- **Task to carry out**
Copy the lines that follow, keeping every character the same.

- **Data for this exercise**

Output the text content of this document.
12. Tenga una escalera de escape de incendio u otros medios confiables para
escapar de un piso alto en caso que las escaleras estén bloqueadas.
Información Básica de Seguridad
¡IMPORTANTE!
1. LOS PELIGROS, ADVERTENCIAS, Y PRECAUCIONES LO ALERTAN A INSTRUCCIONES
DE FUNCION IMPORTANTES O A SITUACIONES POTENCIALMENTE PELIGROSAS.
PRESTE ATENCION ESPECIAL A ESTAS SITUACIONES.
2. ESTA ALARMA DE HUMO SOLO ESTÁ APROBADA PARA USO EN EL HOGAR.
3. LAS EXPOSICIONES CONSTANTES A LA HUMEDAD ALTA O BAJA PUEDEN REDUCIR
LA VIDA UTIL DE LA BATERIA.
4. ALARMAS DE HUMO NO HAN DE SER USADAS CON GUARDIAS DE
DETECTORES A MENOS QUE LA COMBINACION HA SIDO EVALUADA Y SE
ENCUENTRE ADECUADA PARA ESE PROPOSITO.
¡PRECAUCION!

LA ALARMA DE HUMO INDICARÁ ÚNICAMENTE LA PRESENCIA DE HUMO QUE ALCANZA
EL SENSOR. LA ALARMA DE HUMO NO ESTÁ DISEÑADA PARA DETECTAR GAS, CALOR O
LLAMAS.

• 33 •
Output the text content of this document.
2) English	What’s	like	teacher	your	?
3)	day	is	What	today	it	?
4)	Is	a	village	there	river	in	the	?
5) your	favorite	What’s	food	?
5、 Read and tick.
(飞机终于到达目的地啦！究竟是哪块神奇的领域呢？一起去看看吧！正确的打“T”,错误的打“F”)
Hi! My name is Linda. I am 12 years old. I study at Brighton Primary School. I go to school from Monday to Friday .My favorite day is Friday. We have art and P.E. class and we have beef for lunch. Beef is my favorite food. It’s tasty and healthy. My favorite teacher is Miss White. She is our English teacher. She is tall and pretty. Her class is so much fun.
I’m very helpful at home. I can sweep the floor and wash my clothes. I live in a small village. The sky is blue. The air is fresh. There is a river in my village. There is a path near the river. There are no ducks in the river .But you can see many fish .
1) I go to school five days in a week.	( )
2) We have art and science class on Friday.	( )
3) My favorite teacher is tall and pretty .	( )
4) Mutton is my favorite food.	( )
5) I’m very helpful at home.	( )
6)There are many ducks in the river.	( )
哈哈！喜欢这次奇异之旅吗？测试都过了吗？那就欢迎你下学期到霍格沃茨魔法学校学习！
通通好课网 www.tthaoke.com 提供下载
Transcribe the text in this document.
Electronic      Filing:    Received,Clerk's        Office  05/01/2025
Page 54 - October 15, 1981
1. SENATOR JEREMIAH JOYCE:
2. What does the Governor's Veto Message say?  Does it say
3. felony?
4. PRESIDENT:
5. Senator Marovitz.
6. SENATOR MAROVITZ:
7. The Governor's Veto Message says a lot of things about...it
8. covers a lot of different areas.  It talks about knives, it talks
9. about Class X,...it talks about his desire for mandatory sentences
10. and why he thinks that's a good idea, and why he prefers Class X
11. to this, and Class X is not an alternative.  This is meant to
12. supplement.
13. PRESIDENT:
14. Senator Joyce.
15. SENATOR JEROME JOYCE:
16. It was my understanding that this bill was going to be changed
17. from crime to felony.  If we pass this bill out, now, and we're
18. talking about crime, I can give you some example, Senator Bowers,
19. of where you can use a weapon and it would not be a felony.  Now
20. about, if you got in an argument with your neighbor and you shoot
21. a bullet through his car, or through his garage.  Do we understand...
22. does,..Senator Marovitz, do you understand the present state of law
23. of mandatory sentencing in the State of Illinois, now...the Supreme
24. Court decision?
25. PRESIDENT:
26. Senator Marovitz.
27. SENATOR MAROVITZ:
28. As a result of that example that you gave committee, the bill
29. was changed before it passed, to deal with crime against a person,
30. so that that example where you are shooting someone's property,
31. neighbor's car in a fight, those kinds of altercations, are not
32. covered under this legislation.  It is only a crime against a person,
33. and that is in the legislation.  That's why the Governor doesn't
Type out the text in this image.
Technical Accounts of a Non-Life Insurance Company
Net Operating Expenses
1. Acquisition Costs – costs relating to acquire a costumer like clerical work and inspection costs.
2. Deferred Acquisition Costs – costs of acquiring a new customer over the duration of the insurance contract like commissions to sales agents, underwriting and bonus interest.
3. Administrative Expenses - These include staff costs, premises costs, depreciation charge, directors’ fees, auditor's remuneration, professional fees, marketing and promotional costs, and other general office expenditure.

- **Completed task**
Output the text content of this document.
12. Tenga una escalera de escape de incendio u otros medios confiables para
escapar de un piso alto en caso que las escaleras estén bloqueadas.
Información Básica de Seguridad
¡IMPORTANTE!
1. LOS PELIGROS, ADVERTENCIAS, Y PRECAUCIONES LO ALERTAN A INSTRUCCIONES
DE FUNCION IMPORTANTES O A SITUACIONES POTENCIALMENTE PELIGROSAS.
PRESTE ATENCION ESPECIAL A ESTAS SITUACIONES.
2. ESTA ALARMA DE HUMO SOLO ESTÁ APROBADA PARA USO EN EL HOGAR.
3. LAS EXPOSICIONES CONSTANTES A LA HUMEDAD ALTA O BAJA PUEDEN REDUCIR
LA VIDA UTIL DE LA BATERIA.
4. ALARMAS DE HUMO NO HAN DE SER USADAS CON GUARDIAS DE
DETECTORES A MENOS QUE LA COMBINACION HA SIDO EVALUADA Y SE
ENCUENTRE ADECUADA PARA ESE PROPOSITO.
¡PRECAUCION!

LA ALARMA DE HUMO INDICARÁ ÚNICAMENTE LA PRESENCIA DE HUMO QUE ALCANZA
EL SENSOR. LA ALARMA DE HUMO NO ESTÁ DISEÑADA PARA DETECTAR GAS, CALOR O
LLAMAS.

• 33 •
Output the text content of this document.
2) English	What’s	like	teacher	your	?
3)	day	is	What	today	it	?
4)	Is	a	village	there	river	in	the	?
5) your	favorite	What’s	food	?
5、 Read and tick.
(飞机终于到达目的地啦！究竟是哪块神奇的领域呢？一起去看看吧！正确的打“T”,错误的打“F”)
Hi! My name is Linda. I am 12 years old. I study at Brighton Primary School. I go to school from Monday to Friday .My favorite day is Friday. We have art and P.E. class and we have beef for lunch. Beef is my favorite food. It’s tasty and healthy. My favorite teacher is Miss White. She is our English teacher. She is tall and pretty. Her class is so much fun.
I’m very helpful at home. I can sweep the floor and wash my clothes. I live in a small village. The sky is blue. The air is fresh. There is a river in my village. There is a path near the river. There are no ducks in the river .But you can see many fish .
1) I go to school five days in a week.	( )
2) We have art and science class on Friday.	( )
3) My favorite teacher is tall and pretty .	( )
4) Mutton is my favorite food.	( )
5) I’m very helpful at home.	( )
6)There are many ducks in the river.	( )
哈哈！喜欢这次奇异之旅吗？测试都过了吗？那就欢迎你下学期到霍格沃茨魔法学校学习！
通通好课网 www.tthaoke.com 提供下载
Transcribe the text in this document.
Electronic      Filing:    Received,Clerk's        Office  05/01/2025
Page 54 - October 15, 1981
1. SENATOR JEREMIAH JOYCE:
2. What does the Governor's Veto Message say?  Does it say
3. felony?
4. PRESIDENT:
5. Senator Marovitz.
6. SENATOR MAROVITZ:
7. The Governor's Veto Message says a lot of things about...it
8. covers a lot of different areas.  It talks about knives, it talks
9. about Class X,...it talks about his desire for mandatory sentences
10. and why he thinks that's a good idea, and why he prefers Class X
11. to this, and Class X is not an alternative.  This is meant to
12. supplement.
13. PRESIDENT:
14. Senator Joyce.
15. SENATOR JEROME JOYCE:
16. It was my understanding that this bill was going to be changed
17. from crime to felony.  If we pass this bill out, now, and we're
18. talking about crime, I can give you some example, Senator Bowers,
19. of where you can use a weapon and it would not be a felony.  Now
20. about, if you got in an argument with your neighbor and you shoot
21. a bullet through his car, or through his garage.  Do we understand...
22. does,..Senator Marovitz, do you understand the present state of law
23. of mandatory sentencing in the State of Illinois, now...the Supreme
24. Court decision?
25. PRESIDENT:
26. Senator Marovitz.
27. SENATOR MAROVITZ:
28. As a result of that example that you gave committee, the bill
29. was changed before it passed, to deal with crime against a person,
30. so that that example where you are shooting someone's property,
31. neighbor's car in a fight, those kinds of altercations, are not
32. covered under this legislation.  It is only a crime against a person,
33. and that is in the legislation.  That's why the Governor doesn't
Type out the text in this image.
Technical Accounts of a Non-Life Insurance Company
Net Operating Expenses
1. Acquisition Costs – costs relating to acquire a costumer like clerical work and inspection costs.
2. Deferred Acquisition Costs – costs of acquiring a new customer over the duration of the insurance contract like commissions to sales agents, underwriting and bonus interest.
3. Administrative Expenses - These include staff costs, premises costs, depreciation charge, directors’ fees, auditor's remuneration, professional fees, marketing and promotional costs, and other general office expenditure.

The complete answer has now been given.